Your objective. Can you pull out each line of the data below that includes the word "magnets"?

######

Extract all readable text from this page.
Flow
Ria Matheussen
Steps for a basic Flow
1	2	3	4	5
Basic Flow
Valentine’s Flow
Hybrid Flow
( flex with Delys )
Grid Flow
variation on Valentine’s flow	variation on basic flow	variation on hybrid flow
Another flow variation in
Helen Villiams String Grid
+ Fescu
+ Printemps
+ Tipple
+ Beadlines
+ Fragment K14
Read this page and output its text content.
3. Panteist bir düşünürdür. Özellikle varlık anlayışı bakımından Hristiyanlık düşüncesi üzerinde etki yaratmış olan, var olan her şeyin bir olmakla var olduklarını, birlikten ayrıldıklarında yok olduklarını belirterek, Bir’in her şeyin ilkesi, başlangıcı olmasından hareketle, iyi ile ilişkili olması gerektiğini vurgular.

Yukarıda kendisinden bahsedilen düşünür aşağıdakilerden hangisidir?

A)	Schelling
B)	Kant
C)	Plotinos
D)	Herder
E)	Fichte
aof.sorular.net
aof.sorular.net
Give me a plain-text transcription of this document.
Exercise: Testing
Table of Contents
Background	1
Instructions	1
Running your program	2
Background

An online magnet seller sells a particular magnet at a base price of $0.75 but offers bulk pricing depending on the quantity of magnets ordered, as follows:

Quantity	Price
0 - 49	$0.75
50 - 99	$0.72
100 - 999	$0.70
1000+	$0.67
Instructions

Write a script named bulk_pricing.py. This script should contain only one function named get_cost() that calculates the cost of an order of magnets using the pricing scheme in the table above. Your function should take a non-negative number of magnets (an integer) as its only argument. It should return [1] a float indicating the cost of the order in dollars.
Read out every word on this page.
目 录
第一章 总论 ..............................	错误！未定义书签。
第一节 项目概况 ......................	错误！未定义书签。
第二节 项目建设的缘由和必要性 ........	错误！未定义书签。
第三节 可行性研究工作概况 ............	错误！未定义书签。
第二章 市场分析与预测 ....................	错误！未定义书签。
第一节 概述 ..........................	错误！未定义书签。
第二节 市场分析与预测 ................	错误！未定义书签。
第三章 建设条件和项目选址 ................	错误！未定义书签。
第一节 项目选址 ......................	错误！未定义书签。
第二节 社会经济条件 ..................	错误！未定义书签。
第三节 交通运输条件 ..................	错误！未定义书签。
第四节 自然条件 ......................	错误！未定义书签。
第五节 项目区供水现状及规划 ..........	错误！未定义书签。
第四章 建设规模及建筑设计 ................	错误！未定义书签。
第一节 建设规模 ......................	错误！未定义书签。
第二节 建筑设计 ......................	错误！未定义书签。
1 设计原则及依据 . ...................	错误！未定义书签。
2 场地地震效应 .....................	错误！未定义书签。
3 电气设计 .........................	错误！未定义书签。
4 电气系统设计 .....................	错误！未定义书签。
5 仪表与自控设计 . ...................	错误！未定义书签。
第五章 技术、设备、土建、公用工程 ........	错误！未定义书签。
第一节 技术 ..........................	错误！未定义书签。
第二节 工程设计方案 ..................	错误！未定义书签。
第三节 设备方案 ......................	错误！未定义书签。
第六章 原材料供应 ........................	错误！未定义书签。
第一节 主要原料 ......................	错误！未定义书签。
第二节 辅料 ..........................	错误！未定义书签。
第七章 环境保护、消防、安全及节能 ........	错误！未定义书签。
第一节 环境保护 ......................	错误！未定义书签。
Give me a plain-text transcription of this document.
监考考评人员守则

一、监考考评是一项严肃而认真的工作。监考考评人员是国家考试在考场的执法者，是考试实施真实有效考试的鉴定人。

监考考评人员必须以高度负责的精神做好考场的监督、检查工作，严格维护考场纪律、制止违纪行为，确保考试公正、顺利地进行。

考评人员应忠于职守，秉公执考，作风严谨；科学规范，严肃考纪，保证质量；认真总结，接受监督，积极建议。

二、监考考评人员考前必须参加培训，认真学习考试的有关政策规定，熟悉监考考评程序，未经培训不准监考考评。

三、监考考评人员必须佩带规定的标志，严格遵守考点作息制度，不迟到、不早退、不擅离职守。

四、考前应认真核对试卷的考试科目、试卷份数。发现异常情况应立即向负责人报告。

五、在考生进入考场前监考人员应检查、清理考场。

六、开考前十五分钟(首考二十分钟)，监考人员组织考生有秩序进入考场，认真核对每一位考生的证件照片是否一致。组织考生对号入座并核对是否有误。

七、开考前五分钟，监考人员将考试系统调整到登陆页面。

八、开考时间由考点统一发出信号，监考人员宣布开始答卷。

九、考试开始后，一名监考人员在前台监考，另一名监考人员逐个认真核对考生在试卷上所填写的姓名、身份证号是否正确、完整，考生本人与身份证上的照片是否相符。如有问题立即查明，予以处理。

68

######

Answer below.
An online magnet seller sells a particular magnet at a base price of $0.75 but offers bulk pricing depending on the quantity of magnets ordered, as follows:
Write a script named bulk_pricing.py. This script should contain only one function named get_cost() that calculates the cost of an order of magnets using the pricing scheme in the table above. Your function should take a non-negative number of magnets (an integer) as its only argument. It should return [1] a float indicating the cost of the order in dollars.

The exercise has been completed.